>> START DATA TO PROCESS

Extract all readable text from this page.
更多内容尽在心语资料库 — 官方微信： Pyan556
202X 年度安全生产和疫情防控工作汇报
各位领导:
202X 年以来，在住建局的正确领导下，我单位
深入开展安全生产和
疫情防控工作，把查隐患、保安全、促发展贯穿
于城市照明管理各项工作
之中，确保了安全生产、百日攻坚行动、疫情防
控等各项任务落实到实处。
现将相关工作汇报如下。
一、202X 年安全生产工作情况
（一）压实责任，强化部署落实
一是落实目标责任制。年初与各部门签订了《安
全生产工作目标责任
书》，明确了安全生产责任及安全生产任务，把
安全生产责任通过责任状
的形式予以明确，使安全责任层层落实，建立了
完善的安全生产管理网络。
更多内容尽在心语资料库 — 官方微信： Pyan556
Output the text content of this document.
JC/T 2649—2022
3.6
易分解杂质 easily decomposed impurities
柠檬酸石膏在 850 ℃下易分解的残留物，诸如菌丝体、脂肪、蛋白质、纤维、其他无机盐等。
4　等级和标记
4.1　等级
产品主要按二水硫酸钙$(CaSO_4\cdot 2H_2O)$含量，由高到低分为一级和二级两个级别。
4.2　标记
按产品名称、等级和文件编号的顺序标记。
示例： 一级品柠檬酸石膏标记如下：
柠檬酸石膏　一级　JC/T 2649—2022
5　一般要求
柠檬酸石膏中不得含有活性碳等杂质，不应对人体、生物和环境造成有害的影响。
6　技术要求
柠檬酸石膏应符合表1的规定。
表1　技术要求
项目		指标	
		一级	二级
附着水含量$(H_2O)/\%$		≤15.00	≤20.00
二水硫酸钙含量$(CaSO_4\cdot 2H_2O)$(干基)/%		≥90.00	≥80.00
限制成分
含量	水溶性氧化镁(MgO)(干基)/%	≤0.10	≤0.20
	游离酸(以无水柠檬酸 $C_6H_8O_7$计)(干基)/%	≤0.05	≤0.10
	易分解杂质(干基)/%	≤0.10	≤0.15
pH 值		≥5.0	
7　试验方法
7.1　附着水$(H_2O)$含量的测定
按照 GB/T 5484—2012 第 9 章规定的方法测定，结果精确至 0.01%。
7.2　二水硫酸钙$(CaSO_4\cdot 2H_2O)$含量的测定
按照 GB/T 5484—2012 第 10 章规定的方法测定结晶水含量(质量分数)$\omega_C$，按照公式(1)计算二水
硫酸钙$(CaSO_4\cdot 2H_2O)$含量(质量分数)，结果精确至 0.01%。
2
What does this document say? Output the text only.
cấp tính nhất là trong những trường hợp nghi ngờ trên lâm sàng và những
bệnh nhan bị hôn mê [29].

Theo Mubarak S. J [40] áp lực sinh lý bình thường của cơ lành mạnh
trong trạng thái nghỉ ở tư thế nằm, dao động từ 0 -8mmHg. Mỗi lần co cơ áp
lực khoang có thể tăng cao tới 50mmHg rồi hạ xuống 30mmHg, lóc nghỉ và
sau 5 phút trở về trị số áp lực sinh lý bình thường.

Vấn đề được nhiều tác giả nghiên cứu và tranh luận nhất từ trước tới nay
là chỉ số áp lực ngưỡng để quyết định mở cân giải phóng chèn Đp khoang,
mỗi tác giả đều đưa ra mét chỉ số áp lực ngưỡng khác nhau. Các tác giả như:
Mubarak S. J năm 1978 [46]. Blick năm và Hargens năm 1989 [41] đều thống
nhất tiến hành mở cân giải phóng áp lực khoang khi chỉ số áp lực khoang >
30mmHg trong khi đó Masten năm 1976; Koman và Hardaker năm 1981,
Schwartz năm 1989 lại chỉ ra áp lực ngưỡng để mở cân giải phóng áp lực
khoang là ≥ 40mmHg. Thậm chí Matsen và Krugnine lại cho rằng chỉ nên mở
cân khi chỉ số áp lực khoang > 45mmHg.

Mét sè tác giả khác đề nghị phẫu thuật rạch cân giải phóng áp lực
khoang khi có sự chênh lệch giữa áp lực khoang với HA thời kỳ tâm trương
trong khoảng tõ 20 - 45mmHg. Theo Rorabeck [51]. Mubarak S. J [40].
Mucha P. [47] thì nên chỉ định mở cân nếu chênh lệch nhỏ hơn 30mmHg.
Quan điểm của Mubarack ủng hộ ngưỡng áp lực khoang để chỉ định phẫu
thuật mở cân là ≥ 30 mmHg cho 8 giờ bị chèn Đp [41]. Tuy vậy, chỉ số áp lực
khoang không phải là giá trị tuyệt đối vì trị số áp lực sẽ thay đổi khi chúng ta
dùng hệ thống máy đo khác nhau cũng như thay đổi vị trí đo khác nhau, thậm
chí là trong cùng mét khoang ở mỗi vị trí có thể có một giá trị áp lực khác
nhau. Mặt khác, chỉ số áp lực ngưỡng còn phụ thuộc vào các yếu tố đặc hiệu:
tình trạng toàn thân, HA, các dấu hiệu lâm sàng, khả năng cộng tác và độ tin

>> END DATA TO PROCESS

WORK TO DO.
Find all lines with "lệch" in them and copy each one.

SOLUTION FOR THIS TASK.
khoang khi có sự chênh lệch giữa áp lực khoang với HA thời kỳ tâm trương
Mucha P. [47] thì nên chỉ định mở cân nếu chênh lệch nhỏ hơn 30mmHg.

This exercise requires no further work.